What the task requires
Pull out every line in the data that has the string "详见指定面铺装" in it.

Stored data
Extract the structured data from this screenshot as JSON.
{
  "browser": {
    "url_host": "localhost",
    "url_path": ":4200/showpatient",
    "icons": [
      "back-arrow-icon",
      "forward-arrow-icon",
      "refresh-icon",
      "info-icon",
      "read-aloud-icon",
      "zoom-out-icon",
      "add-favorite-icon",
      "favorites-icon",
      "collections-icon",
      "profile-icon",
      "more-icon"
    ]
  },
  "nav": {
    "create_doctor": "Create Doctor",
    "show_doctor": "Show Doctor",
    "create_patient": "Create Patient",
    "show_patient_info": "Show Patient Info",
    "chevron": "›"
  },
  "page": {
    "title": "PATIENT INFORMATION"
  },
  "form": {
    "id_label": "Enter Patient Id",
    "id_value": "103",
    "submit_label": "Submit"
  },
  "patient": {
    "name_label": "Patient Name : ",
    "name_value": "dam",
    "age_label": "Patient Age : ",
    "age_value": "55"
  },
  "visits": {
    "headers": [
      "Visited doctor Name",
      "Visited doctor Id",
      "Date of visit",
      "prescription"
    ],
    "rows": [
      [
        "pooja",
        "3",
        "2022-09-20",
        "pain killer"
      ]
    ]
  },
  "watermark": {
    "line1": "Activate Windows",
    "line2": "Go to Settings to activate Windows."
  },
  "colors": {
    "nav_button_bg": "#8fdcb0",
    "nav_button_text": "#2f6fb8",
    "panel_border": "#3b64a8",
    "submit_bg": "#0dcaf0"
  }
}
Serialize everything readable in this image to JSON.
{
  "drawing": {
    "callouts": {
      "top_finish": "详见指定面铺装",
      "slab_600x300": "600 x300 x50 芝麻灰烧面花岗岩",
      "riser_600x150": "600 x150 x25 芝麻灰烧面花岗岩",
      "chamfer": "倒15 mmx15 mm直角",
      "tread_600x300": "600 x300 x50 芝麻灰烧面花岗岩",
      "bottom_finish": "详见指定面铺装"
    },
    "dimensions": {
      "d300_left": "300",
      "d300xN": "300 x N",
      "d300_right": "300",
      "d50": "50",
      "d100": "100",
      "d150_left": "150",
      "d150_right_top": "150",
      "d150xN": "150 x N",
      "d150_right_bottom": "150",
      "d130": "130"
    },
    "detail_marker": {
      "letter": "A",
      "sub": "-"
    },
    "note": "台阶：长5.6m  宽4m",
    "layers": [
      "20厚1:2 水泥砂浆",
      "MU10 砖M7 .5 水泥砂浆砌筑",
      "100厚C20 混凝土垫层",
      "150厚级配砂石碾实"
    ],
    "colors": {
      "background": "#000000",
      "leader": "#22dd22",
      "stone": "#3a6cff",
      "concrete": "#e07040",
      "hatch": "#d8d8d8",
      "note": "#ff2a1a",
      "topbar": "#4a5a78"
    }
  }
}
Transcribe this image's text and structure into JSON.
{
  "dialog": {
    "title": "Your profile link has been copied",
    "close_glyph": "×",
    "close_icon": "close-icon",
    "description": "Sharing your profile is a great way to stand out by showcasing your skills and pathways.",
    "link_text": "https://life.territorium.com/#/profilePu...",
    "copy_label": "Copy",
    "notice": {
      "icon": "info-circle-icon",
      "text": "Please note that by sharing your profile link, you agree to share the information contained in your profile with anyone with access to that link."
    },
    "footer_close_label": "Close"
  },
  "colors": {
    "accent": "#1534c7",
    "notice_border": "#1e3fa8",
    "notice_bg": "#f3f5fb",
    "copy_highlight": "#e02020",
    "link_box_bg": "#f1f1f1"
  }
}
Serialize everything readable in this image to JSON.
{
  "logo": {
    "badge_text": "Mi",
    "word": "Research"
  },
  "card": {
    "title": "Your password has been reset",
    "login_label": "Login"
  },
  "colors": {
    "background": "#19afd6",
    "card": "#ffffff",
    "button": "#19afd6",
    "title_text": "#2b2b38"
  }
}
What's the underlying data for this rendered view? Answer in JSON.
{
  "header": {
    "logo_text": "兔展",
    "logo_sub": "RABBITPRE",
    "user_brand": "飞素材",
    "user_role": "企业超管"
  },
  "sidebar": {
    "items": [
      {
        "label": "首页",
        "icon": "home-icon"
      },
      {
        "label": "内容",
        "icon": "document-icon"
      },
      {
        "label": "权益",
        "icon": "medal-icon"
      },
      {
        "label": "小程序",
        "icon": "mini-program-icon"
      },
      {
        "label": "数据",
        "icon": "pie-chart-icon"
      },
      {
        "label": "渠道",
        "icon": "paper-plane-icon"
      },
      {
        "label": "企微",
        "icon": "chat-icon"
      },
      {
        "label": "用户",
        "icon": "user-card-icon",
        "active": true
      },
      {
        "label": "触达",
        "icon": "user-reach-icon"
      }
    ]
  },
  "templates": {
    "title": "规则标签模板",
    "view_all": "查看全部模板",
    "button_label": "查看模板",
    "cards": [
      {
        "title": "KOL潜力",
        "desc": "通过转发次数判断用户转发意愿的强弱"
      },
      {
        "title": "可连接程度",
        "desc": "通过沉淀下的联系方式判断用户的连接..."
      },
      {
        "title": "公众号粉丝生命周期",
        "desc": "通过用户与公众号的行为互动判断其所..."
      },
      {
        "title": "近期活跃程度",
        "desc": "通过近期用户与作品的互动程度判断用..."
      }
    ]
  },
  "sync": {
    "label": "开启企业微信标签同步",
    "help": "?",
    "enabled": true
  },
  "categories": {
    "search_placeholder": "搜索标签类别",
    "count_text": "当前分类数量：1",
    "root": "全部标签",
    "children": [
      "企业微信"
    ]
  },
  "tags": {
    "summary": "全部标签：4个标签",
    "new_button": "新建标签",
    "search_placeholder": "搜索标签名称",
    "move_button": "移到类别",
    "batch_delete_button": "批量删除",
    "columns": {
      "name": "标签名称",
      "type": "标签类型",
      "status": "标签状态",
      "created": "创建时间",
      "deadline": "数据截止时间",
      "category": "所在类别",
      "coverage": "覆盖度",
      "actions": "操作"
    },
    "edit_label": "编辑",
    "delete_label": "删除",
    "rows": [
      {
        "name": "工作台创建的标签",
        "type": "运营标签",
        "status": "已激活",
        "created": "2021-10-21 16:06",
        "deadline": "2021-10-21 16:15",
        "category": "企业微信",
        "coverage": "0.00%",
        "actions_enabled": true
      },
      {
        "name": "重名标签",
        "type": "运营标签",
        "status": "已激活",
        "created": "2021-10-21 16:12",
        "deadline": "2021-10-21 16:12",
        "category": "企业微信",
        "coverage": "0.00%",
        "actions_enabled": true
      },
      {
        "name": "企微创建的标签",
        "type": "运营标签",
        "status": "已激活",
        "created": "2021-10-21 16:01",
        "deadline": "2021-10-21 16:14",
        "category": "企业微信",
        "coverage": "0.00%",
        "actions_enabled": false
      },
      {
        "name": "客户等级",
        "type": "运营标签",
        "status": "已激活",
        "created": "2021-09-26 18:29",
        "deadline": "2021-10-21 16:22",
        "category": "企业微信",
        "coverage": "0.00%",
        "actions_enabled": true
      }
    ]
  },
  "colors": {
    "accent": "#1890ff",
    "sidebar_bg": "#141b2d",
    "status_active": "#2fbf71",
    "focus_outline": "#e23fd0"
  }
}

Written solution
      "top_finish": "详见指定面铺装",
      "bottom_finish": "详见指定面铺装"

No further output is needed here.